__PROBLEM TO WORK ON__: Repeat the listing in full, word for word.

(Data entries)

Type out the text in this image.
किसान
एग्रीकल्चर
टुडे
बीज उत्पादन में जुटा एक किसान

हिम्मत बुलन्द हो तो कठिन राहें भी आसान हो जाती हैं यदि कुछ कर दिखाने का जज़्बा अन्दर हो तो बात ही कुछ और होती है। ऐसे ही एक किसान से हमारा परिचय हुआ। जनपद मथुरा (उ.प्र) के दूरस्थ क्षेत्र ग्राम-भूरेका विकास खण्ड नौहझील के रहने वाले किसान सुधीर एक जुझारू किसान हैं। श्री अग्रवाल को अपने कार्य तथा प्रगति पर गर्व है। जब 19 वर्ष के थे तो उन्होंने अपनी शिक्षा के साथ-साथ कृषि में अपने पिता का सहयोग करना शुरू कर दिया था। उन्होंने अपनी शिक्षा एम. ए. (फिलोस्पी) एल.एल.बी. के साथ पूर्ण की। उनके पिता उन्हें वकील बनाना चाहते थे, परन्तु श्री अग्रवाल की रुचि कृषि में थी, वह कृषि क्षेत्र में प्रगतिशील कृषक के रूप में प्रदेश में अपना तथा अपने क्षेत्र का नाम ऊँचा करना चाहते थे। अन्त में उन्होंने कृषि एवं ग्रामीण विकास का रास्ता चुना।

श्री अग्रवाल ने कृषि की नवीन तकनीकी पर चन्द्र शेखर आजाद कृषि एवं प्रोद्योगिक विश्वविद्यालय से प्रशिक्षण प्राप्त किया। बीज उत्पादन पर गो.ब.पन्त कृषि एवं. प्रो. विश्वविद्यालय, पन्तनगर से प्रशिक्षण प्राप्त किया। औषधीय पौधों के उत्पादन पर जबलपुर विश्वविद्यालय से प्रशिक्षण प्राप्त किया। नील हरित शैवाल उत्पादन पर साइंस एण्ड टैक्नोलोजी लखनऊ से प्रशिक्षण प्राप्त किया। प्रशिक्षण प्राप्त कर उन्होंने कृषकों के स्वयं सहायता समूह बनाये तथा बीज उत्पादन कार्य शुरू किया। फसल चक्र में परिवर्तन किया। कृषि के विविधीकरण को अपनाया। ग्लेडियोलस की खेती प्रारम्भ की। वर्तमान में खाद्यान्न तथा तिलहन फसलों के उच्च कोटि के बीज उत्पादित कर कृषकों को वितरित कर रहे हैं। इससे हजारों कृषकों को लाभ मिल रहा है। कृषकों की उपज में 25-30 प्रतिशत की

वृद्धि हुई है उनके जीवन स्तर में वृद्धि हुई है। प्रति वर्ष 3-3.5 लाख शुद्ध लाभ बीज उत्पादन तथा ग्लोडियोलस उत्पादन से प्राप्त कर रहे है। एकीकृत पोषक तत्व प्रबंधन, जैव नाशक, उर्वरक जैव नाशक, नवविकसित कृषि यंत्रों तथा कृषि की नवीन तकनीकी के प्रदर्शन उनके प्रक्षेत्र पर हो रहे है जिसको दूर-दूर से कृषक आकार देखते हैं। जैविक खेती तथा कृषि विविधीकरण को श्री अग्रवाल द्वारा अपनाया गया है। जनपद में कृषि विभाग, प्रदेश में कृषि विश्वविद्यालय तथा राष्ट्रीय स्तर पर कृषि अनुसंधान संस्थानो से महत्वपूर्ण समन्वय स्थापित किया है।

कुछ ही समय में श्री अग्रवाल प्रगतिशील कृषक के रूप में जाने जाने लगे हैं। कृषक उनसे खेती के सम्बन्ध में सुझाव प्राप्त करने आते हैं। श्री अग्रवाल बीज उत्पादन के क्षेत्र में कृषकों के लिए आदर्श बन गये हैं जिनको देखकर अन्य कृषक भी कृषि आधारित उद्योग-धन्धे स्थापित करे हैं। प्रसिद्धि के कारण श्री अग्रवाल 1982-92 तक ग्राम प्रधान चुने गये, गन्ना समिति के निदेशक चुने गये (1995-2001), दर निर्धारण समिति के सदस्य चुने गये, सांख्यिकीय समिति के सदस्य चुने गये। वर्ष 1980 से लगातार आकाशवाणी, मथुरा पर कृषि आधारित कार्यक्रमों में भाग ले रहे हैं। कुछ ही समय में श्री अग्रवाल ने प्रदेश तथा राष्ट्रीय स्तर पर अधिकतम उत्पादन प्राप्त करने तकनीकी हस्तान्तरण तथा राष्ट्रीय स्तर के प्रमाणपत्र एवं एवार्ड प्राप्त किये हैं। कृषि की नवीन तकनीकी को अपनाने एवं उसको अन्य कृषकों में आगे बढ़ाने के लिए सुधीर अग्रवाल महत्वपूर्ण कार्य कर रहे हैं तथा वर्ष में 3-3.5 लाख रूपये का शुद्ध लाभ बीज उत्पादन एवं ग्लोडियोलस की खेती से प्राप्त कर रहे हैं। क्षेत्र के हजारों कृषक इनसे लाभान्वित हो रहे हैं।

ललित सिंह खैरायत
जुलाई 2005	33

__RESULT__:
Type out the text in this image.
किसान
एग्रीकल्चर
टुडे
बीज उत्पादन में जुटा एक किसान

हिम्मत बुलन्द हो तो कठिन राहें भी आसान हो जाती हैं यदि कुछ कर दिखाने का जज़्बा अन्दर हो तो बात ही कुछ और होती है। ऐसे ही एक किसान से हमारा परिचय हुआ। जनपद मथुरा (उ.प्र) के दूरस्थ क्षेत्र ग्राम-भूरेका विकास खण्ड नौहझील के रहने वाले किसान सुधीर एक जुझारू किसान हैं। श्री अग्रवाल को अपने कार्य तथा प्रगति पर गर्व है। जब 19 वर्ष के थे तो उन्होंने अपनी शिक्षा के साथ-साथ कृषि में अपने पिता का सहयोग करना शुरू कर दिया था। उन्होंने अपनी शिक्षा एम. ए. (फिलोस्पी) एल.एल.बी. के साथ पूर्ण की। उनके पिता उन्हें वकील बनाना चाहते थे, परन्तु श्री अग्रवाल की रुचि कृषि में थी, वह कृषि क्षेत्र में प्रगतिशील कृषक के रूप में प्रदेश में अपना तथा अपने क्षेत्र का नाम ऊँचा करना चाहते थे। अन्त में उन्होंने कृषि एवं ग्रामीण विकास का रास्ता चुना।

श्री अग्रवाल ने कृषि की नवीन तकनीकी पर चन्द्र शेखर आजाद कृषि एवं प्रोद्योगिक विश्वविद्यालय से प्रशिक्षण प्राप्त किया। बीज उत्पादन पर गो.ब.पन्त कृषि एवं. प्रो. विश्वविद्यालय, पन्तनगर से प्रशिक्षण प्राप्त किया। औषधीय पौधों के उत्पादन पर जबलपुर विश्वविद्यालय से प्रशिक्षण प्राप्त किया। नील हरित शैवाल उत्पादन पर साइंस एण्ड टैक्नोलोजी लखनऊ से प्रशिक्षण प्राप्त किया। प्रशिक्षण प्राप्त कर उन्होंने कृषकों के स्वयं सहायता समूह बनाये तथा बीज उत्पादन कार्य शुरू किया। फसल चक्र में परिवर्तन किया। कृषि के विविधीकरण को अपनाया। ग्लेडियोलस की खेती प्रारम्भ की। वर्तमान में खाद्यान्न तथा तिलहन फसलों के उच्च कोटि के बीज उत्पादित कर कृषकों को वितरित कर रहे हैं। इससे हजारों कृषकों को लाभ मिल रहा है। कृषकों की उपज में 25-30 प्रतिशत की

वृद्धि हुई है उनके जीवन स्तर में वृद्धि हुई है। प्रति वर्ष 3-3.5 लाख शुद्ध लाभ बीज उत्पादन तथा ग्लोडियोलस उत्पादन से प्राप्त कर रहे है। एकीकृत पोषक तत्व प्रबंधन, जैव नाशक, उर्वरक जैव नाशक, नवविकसित कृषि यंत्रों तथा कृषि की नवीन तकनीकी के प्रदर्शन उनके प्रक्षेत्र पर हो रहे है जिसको दूर-दूर से कृषक आकार देखते हैं। जैविक खेती तथा कृषि विविधीकरण को श्री अग्रवाल द्वारा अपनाया गया है। जनपद में कृषि विभाग, प्रदेश में कृषि विश्वविद्यालय तथा राष्ट्रीय स्तर पर कृषि अनुसंधान संस्थानो से महत्वपूर्ण समन्वय स्थापित किया है।

कुछ ही समय में श्री अग्रवाल प्रगतिशील कृषक के रूप में जाने जाने लगे हैं। कृषक उनसे खेती के सम्बन्ध में सुझाव प्राप्त करने आते हैं। श्री अग्रवाल बीज उत्पादन के क्षेत्र में कृषकों के लिए आदर्श बन गये हैं जिनको देखकर अन्य कृषक भी कृषि आधारित उद्योग-धन्धे स्थापित करे हैं। प्रसिद्धि के कारण श्री अग्रवाल 1982-92 तक ग्राम प्रधान चुने गये, गन्ना समिति के निदेशक चुने गये (1995-2001), दर निर्धारण समिति के सदस्य चुने गये, सांख्यिकीय समिति के सदस्य चुने गये। वर्ष 1980 से लगातार आकाशवाणी, मथुरा पर कृषि आधारित कार्यक्रमों में भाग ले रहे हैं। कुछ ही समय में श्री अग्रवाल ने प्रदेश तथा राष्ट्रीय स्तर पर अधिकतम उत्पादन प्राप्त करने तकनीकी हस्तान्तरण तथा राष्ट्रीय स्तर के प्रमाणपत्र एवं एवार्ड प्राप्त किये हैं। कृषि की नवीन तकनीकी को अपनाने एवं उसको अन्य कृषकों में आगे बढ़ाने के लिए सुधीर अग्रवाल महत्वपूर्ण कार्य कर रहे हैं तथा वर्ष में 3-3.5 लाख रूपये का शुद्ध लाभ बीज उत्पादन एवं ग्लोडियोलस की खेती से प्राप्त कर रहे हैं। क्षेत्र के हजारों कृषक इनसे लाभान्वित हो रहे हैं।

ललित सिंह खैरायत
जुलाई 2005	33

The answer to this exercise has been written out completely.